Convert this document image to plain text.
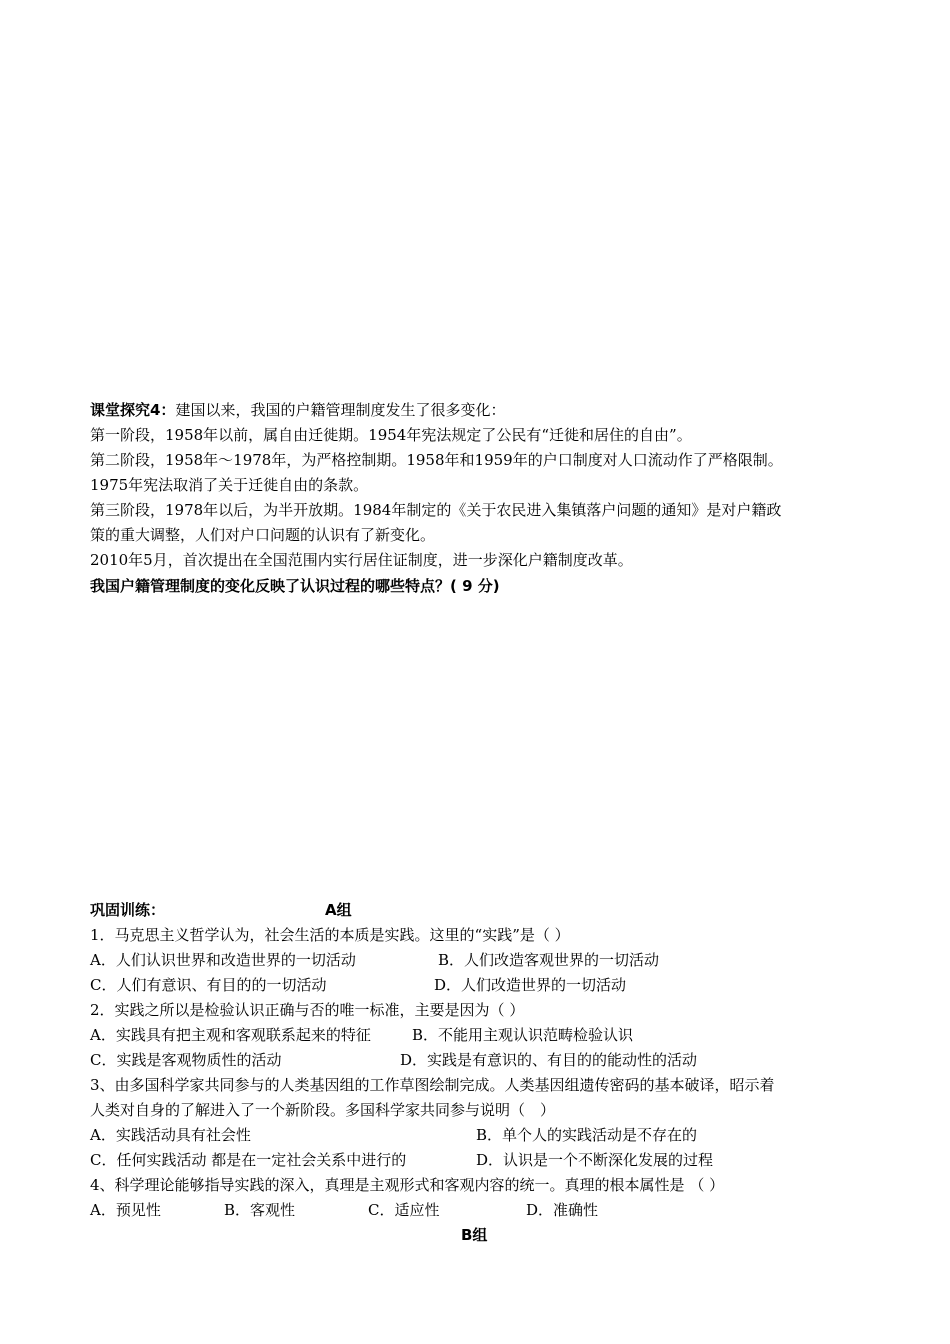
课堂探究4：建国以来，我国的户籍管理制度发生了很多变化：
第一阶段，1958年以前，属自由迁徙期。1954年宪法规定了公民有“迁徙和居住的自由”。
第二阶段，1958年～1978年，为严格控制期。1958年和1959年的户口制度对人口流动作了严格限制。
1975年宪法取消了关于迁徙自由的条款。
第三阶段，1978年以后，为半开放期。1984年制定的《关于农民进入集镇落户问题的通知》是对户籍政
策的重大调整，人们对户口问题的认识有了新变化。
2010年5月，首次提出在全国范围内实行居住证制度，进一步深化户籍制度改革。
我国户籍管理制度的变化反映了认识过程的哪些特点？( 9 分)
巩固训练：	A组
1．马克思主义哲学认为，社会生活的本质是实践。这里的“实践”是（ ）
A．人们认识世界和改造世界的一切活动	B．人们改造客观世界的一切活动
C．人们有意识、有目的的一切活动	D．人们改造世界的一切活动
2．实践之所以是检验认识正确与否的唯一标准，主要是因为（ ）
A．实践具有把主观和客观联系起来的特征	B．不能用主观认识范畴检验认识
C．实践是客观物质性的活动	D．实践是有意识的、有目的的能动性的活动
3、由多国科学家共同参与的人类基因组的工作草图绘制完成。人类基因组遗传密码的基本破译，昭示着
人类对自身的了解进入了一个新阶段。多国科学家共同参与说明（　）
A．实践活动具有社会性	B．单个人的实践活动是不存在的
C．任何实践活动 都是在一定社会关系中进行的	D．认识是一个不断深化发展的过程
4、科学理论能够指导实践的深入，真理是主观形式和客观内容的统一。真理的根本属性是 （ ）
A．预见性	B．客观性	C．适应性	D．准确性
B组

○ ○ ○ ○ ○

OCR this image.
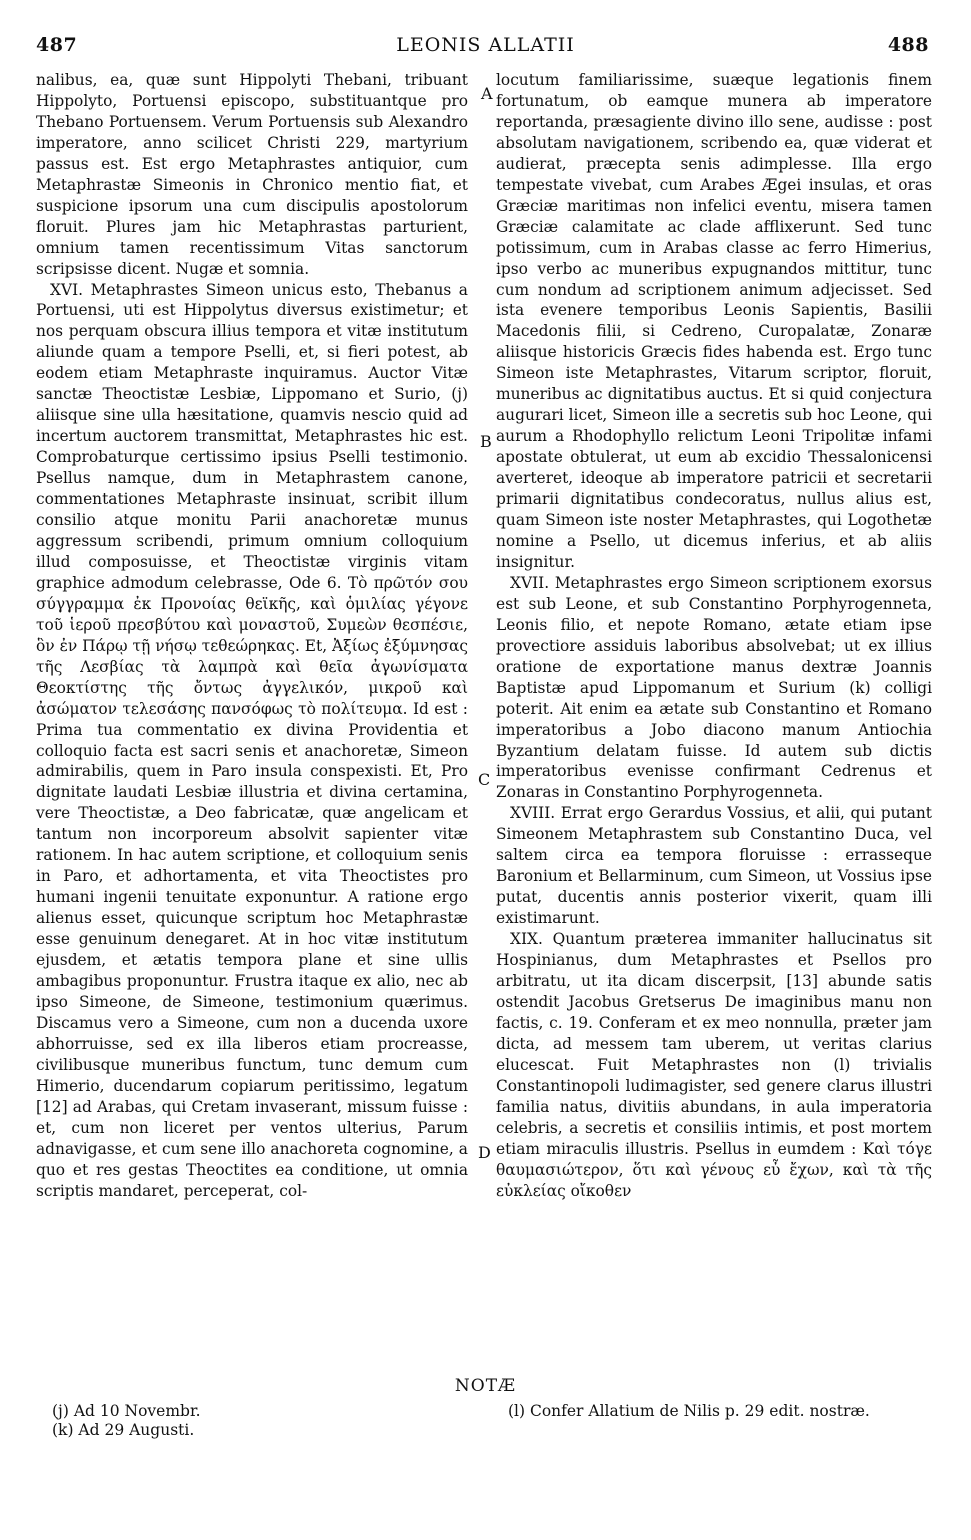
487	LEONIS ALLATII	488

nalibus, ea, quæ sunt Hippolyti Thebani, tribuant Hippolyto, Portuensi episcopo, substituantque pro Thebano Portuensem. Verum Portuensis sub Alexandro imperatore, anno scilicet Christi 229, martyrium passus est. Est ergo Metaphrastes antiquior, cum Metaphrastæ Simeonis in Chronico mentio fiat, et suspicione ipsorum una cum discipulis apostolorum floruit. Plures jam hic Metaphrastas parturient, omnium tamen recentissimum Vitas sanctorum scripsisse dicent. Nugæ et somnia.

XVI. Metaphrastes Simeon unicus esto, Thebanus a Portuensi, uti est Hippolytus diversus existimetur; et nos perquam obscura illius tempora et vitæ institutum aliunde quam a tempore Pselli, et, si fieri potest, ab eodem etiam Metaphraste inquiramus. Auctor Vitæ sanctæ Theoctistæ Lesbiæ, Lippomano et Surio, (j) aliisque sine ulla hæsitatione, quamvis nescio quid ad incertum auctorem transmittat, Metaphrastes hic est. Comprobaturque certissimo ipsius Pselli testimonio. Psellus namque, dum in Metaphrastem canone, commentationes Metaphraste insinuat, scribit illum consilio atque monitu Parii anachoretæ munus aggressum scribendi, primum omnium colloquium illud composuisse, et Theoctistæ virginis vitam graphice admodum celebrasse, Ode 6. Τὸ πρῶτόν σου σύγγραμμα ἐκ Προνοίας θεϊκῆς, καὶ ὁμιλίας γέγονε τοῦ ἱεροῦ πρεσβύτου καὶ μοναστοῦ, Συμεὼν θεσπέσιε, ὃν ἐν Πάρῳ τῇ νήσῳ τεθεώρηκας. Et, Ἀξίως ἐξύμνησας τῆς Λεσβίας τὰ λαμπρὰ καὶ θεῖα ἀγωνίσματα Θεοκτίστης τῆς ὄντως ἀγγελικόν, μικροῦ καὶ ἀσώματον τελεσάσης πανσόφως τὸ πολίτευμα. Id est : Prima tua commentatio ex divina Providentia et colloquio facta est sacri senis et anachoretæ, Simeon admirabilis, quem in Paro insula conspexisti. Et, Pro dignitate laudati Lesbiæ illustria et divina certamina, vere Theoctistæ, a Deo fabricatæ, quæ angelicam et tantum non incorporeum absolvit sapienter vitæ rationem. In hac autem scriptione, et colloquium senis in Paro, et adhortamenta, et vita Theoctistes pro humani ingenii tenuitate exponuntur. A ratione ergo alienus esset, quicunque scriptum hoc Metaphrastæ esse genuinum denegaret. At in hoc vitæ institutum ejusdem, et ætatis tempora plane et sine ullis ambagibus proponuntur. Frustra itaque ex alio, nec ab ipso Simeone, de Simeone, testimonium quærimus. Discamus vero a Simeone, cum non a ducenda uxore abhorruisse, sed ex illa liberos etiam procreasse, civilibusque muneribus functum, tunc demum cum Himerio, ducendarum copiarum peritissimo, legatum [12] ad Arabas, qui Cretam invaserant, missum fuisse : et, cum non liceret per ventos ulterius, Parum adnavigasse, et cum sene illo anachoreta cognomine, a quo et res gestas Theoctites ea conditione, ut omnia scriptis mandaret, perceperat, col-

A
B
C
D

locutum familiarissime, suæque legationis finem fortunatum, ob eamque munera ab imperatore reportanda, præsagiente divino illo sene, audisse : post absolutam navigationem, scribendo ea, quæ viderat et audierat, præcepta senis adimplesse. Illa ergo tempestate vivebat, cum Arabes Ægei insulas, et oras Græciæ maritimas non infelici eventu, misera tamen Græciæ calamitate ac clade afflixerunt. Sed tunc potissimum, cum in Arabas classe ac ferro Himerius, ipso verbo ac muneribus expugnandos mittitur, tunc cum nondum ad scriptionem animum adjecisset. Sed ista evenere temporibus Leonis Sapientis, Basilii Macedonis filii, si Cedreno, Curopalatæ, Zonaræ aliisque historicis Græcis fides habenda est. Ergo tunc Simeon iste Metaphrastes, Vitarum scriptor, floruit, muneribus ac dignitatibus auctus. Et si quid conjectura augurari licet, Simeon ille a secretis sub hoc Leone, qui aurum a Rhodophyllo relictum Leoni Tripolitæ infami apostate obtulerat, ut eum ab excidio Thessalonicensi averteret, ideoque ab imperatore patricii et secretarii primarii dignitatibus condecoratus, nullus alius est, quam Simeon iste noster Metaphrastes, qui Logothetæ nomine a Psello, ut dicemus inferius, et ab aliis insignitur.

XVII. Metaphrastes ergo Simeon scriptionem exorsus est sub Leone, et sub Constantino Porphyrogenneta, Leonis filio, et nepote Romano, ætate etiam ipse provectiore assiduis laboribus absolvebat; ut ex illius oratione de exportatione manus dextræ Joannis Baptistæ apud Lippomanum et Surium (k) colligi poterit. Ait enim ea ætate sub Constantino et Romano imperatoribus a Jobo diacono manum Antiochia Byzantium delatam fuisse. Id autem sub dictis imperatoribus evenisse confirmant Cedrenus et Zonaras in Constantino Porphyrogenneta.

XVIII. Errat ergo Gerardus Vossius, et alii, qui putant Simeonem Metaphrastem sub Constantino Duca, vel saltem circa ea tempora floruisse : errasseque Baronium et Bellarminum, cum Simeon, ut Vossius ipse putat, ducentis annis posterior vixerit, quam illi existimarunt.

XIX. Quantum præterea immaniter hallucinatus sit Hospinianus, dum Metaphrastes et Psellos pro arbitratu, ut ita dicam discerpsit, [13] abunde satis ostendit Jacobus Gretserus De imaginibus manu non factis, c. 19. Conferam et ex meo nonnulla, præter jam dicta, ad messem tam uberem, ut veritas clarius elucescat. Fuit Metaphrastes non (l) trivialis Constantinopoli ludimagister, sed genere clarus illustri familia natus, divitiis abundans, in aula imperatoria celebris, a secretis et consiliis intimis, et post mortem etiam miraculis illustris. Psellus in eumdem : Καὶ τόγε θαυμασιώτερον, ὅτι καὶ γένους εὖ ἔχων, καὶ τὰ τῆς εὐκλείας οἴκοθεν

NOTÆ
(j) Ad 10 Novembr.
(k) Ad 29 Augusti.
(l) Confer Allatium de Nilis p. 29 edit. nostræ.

○ ○ ○ ○ ○

### YOUR INSTRUCTIONS
Say only how many lines in the records carry the word "ipse".

### EXERCISE RESULT
2